DOCUMENT EXTRACT.

===============

As a kid, I was surrounded by all different kinds of music. Rock, country, pop, blues, swing,
indie, rap, etc; You name it, and I probably listened to it growing up. Granted, I don’t listen to a
lot of that stuff now, but there’s a reason for that. Music became my escape. A quote from the
author Kamand Kojouri says, “Music is the best, and cheapest, mind-altering drug in the world.”

Growing up in a house with very little healthy communication was rough, especially with
two younger brothers around. While they both love each other, my mom and stepdad have one
of the rockiest marriages I’ve ever seen. Being the oldest kid, and feeling the need to protect
and shield my brothers from all of that, and I now realize this, was traumatizing. I grew up way
too fast, and because I basically raised my brothers, I missed out on my childhood and felt like I
was my parents’ therapist. All of this began at age 7. I am currently 15.

I’ve spent most of my childhood and adolescence helping raise and take care of my
brothers. I’m related to them through my mom, and my stepdad is their dad. My mom has
worked a full-time job since I was 7, and so has my stepdad, which meant that they weren’t
home a lot, which left me to be the stand-in mom for myself and my younger brothers. I cooked
for the family, cleaned the house, got them and myself ready for school every morning, and
helped with so many other things.

This created a pervasive challenge for my family and me when my stepdad went to jail
when I was in third grade. It gave me just that much more responsibility, and my mom did too.
She was basically a single parent for the 90 days he wasn’t around, which meant I had to step
up. I was 8, and acting as a second parent. I know this helped my mom a lot, but the toll it took
on me was…irreversible. And not having an outlet for myself in order to relieve all the pent-up
emotion from the things at home, only got more difficult to deal with as I aged and the stress
from other areas of life increased as well.

===============

DATA EXTRACT.
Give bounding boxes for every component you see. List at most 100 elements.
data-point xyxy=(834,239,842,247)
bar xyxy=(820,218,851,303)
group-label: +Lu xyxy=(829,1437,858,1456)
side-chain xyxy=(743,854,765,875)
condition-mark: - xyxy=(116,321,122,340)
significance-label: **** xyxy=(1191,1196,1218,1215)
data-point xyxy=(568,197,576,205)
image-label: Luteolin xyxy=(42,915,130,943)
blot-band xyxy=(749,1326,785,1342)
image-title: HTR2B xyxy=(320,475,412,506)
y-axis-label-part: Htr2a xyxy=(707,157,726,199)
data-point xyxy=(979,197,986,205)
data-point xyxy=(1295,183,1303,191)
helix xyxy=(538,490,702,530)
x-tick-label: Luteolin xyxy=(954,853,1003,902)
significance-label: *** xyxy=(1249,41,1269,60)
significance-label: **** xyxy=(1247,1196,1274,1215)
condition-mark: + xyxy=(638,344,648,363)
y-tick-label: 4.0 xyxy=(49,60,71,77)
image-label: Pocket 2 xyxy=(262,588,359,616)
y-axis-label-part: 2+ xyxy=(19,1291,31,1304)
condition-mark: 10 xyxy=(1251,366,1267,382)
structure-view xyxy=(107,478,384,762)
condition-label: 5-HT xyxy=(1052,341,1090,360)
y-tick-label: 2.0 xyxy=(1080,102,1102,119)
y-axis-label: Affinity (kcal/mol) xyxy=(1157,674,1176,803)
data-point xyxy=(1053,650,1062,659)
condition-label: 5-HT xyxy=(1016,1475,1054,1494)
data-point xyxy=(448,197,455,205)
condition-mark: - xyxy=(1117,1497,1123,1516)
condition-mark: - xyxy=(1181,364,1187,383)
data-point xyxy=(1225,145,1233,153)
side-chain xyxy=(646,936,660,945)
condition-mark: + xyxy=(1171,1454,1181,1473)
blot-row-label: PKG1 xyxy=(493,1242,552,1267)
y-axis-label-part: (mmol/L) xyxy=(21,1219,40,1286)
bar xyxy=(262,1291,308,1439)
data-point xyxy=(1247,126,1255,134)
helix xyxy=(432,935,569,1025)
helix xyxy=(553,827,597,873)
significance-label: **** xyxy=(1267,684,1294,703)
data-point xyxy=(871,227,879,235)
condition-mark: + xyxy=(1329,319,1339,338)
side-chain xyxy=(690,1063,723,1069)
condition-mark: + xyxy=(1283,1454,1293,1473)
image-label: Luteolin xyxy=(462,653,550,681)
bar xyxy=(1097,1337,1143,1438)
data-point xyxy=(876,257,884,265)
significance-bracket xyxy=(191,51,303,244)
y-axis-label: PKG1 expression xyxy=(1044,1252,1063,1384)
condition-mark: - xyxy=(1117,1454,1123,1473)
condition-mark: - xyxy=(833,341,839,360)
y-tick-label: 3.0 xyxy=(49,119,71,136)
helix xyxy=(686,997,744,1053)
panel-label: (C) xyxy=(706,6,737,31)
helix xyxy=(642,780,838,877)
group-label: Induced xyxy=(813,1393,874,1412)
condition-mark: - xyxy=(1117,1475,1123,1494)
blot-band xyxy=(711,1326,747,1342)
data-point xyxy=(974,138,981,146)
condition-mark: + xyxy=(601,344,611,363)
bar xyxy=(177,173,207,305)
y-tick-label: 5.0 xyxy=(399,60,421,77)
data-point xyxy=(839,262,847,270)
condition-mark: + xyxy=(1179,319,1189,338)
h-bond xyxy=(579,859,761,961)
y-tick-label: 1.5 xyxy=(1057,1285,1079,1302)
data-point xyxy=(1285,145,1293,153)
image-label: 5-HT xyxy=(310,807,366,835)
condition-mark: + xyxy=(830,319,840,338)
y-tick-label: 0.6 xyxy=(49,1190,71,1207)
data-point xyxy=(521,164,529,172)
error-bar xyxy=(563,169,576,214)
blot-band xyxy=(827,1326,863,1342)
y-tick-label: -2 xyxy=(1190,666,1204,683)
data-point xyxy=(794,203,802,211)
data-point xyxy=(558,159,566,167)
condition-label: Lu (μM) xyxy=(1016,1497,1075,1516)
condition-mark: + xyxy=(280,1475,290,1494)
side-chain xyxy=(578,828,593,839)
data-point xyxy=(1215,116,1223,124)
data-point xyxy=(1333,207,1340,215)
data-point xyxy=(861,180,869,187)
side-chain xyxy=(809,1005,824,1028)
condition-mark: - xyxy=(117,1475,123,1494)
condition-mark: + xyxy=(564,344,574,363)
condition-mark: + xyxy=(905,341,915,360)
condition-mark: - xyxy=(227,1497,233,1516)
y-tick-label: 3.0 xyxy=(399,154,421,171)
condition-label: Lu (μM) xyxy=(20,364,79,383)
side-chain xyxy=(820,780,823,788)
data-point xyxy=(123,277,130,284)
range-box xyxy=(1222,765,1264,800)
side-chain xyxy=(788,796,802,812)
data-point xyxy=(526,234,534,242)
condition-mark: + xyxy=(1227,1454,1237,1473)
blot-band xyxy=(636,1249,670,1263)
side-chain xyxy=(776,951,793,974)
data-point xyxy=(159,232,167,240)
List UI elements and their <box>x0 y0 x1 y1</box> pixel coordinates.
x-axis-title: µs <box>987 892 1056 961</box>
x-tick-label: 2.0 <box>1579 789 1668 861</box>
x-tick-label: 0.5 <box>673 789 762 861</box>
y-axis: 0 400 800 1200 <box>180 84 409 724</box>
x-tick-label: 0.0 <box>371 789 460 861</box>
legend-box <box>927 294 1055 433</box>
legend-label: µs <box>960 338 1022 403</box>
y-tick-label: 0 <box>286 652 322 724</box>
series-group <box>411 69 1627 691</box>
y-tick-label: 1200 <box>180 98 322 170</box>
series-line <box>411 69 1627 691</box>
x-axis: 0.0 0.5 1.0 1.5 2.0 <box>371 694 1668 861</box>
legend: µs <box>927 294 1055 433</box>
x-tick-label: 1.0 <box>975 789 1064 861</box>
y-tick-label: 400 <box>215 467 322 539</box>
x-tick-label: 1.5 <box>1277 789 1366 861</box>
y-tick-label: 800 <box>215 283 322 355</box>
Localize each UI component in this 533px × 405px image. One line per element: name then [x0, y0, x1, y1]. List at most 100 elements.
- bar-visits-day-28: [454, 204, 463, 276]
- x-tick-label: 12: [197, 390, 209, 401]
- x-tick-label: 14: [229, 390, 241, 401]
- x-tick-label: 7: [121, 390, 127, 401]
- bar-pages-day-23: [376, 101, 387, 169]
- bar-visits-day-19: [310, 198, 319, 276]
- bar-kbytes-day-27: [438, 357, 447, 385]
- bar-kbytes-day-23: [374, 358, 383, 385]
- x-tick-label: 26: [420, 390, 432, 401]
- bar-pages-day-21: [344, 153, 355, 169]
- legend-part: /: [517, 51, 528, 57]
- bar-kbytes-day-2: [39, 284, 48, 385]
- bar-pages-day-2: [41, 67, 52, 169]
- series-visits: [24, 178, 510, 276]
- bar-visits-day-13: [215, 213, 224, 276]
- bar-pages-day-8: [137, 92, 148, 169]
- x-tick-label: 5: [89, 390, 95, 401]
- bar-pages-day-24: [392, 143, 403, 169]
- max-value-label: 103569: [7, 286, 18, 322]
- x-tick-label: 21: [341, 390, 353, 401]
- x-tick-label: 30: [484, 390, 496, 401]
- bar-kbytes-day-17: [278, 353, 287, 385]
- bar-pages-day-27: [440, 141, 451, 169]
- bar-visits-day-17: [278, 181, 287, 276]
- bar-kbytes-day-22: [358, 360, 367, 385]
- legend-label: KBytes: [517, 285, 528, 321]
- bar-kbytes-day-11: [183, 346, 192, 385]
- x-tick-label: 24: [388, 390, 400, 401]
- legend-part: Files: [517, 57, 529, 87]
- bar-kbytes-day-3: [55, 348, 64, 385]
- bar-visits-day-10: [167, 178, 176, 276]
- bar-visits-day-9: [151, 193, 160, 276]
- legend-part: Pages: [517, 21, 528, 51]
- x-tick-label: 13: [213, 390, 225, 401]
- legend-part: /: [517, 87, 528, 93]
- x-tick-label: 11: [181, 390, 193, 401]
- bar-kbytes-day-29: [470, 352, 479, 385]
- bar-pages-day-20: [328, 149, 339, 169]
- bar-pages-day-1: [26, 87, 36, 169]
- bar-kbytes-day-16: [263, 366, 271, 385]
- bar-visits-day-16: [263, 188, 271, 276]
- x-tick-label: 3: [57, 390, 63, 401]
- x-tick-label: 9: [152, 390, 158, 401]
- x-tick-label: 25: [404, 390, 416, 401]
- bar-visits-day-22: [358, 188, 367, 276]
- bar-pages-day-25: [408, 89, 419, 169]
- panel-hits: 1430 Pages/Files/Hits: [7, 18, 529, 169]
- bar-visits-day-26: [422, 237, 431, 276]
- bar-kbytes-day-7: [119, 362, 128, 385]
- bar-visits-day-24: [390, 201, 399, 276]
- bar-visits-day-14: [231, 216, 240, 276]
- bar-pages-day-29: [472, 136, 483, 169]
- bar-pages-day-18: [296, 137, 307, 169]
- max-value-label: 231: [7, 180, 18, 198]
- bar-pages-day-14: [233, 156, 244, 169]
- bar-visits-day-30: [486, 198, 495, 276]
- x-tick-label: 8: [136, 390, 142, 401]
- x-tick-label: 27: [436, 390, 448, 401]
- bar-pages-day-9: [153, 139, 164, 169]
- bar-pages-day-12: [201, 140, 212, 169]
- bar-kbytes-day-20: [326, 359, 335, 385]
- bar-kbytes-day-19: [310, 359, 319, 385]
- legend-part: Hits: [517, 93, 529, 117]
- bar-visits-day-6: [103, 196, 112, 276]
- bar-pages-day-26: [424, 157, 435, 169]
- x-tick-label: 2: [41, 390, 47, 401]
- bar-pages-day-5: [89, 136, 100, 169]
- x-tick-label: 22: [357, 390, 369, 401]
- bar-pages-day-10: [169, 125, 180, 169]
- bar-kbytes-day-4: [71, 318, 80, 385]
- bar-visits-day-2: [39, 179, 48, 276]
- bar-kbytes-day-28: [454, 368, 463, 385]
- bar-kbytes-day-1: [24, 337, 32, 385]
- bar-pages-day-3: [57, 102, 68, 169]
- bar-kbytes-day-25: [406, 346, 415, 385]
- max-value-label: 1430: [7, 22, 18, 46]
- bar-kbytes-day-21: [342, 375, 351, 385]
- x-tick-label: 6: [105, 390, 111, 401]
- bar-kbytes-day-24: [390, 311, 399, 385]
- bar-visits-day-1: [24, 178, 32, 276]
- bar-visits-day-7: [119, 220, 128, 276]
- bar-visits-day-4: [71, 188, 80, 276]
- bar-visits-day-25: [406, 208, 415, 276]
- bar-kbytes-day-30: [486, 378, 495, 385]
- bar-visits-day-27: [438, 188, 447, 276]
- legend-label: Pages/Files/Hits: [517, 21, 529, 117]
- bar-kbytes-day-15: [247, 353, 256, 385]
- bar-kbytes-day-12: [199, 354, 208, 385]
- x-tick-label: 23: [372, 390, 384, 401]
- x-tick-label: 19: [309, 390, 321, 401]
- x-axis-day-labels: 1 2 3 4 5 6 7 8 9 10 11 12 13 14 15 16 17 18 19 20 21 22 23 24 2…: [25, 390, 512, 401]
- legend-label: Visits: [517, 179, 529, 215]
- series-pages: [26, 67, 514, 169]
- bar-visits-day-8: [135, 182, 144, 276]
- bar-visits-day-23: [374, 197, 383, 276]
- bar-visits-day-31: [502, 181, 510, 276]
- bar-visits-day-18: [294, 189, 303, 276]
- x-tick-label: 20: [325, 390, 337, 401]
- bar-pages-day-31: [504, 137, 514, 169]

===============

REQUIREMENT A. In the essay about music as an escape, for how many days was the stepdad gone while he was in jail?
REQUIREMENT B. Carry on the essay about music as an escape from the point where it currently ends.
Nothing in the listing is needed here.

EXERCISE ANSWER A. 90 days.

EXERCISE ANSWER B.
As I got older, and my brothers did too, my “mom-brain” (as I like to call it) never really
shut off. It still hasn’t, even though my brothers are now 11 and 9. And as my mom started
working a little less as I was in middle school, whenever I started parenting my brothers out of
instinct while she was home, she would always just tell me off for it by saying things like,
“Addys, you’re not the mom” or “Tone it down, you’re not their mother.” I’m not gonna lie, every
time she says this kind of stuff, it just makes me mad. I never let her, or anyone, see that it gets
to me, but it does. So I go to my room, close the door, and put on music as background noise so
I don’t just sit in silence with my thoughts.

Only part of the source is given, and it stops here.